◆ **Directions**
Tally the lines in these records that hold the string "בהיות", and reply with the number alone.

Rows from a dataset:
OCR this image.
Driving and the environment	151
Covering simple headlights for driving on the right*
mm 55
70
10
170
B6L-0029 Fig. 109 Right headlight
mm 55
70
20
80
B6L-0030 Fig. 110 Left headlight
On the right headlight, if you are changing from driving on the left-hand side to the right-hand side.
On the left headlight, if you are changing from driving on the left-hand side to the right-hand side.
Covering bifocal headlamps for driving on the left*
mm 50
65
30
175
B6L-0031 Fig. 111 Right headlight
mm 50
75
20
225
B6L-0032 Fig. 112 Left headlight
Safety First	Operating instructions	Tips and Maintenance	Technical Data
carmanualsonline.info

--

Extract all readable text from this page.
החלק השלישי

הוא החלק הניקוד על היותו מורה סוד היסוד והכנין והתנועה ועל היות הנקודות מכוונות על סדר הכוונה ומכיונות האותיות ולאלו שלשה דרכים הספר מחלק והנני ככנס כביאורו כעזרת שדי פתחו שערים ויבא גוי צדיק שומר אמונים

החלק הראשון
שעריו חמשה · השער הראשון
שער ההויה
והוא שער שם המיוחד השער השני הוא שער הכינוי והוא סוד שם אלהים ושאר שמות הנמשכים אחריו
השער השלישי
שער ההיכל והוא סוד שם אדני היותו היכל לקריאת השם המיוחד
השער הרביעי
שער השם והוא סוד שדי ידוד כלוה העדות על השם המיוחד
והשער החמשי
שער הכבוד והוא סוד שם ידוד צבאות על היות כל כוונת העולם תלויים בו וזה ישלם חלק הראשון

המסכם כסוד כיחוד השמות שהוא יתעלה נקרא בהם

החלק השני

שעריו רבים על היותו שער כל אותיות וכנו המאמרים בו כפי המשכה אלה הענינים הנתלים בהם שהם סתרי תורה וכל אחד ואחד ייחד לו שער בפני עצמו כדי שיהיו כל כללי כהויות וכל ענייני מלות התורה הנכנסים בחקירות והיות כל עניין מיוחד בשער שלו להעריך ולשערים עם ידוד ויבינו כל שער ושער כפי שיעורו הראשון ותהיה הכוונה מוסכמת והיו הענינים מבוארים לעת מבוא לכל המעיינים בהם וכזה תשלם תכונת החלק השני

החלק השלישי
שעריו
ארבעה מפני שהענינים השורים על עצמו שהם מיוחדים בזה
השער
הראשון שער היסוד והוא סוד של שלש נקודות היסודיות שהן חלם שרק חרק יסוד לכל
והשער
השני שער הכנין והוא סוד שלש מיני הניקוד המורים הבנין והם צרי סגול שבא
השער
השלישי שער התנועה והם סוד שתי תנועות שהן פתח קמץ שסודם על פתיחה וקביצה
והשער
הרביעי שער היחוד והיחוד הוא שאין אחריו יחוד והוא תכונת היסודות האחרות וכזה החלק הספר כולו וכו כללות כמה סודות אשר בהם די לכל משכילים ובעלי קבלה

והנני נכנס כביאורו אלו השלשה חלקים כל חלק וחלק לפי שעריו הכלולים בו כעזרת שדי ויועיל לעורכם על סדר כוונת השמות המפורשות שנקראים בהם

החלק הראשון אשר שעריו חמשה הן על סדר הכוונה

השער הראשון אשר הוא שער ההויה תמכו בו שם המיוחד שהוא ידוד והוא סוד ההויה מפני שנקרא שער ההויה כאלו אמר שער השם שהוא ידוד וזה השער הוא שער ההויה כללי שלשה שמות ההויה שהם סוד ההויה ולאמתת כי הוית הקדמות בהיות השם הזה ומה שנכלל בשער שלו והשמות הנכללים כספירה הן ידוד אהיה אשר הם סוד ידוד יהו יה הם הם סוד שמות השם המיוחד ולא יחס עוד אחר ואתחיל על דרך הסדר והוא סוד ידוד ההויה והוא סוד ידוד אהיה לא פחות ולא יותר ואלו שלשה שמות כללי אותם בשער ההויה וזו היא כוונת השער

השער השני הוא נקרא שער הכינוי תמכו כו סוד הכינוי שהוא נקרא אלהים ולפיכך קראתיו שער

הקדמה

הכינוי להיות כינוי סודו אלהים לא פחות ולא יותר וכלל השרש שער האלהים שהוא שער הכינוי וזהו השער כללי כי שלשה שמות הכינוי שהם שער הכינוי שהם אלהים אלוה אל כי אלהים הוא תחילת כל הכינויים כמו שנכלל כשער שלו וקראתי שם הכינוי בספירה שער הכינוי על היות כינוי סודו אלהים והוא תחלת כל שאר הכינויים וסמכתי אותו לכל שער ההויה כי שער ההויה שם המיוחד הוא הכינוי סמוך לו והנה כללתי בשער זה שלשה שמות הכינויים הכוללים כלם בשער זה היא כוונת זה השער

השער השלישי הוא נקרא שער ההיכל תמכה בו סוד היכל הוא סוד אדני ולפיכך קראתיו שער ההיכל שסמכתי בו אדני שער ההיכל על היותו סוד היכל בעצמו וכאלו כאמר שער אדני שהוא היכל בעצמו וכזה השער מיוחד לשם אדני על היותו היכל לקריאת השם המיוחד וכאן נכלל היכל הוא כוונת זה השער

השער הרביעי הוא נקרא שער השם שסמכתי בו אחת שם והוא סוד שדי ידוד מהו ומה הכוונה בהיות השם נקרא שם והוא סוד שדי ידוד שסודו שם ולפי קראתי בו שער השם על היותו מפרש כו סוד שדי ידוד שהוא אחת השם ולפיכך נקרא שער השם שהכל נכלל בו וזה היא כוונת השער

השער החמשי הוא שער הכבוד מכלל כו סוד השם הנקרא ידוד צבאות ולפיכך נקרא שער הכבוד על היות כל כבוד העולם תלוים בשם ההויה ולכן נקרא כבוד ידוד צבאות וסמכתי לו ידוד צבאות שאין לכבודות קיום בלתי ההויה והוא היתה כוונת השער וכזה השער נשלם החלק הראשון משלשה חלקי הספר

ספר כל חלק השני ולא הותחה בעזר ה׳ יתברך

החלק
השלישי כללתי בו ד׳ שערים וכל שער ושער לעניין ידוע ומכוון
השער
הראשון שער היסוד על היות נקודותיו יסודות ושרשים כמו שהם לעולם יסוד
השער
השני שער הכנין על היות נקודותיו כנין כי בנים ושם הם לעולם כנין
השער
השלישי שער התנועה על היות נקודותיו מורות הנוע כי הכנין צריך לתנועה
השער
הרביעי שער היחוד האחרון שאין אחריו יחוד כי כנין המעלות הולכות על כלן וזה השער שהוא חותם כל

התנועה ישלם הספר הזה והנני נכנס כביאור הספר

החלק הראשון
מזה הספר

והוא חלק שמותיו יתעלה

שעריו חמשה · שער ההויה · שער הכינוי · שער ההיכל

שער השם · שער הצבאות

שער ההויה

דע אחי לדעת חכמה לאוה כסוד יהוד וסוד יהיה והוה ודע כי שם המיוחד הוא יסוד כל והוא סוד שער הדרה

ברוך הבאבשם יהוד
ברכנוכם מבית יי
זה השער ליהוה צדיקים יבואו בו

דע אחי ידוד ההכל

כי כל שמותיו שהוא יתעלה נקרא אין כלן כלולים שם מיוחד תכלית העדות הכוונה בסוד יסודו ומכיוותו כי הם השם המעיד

◆ **Result for this task**
2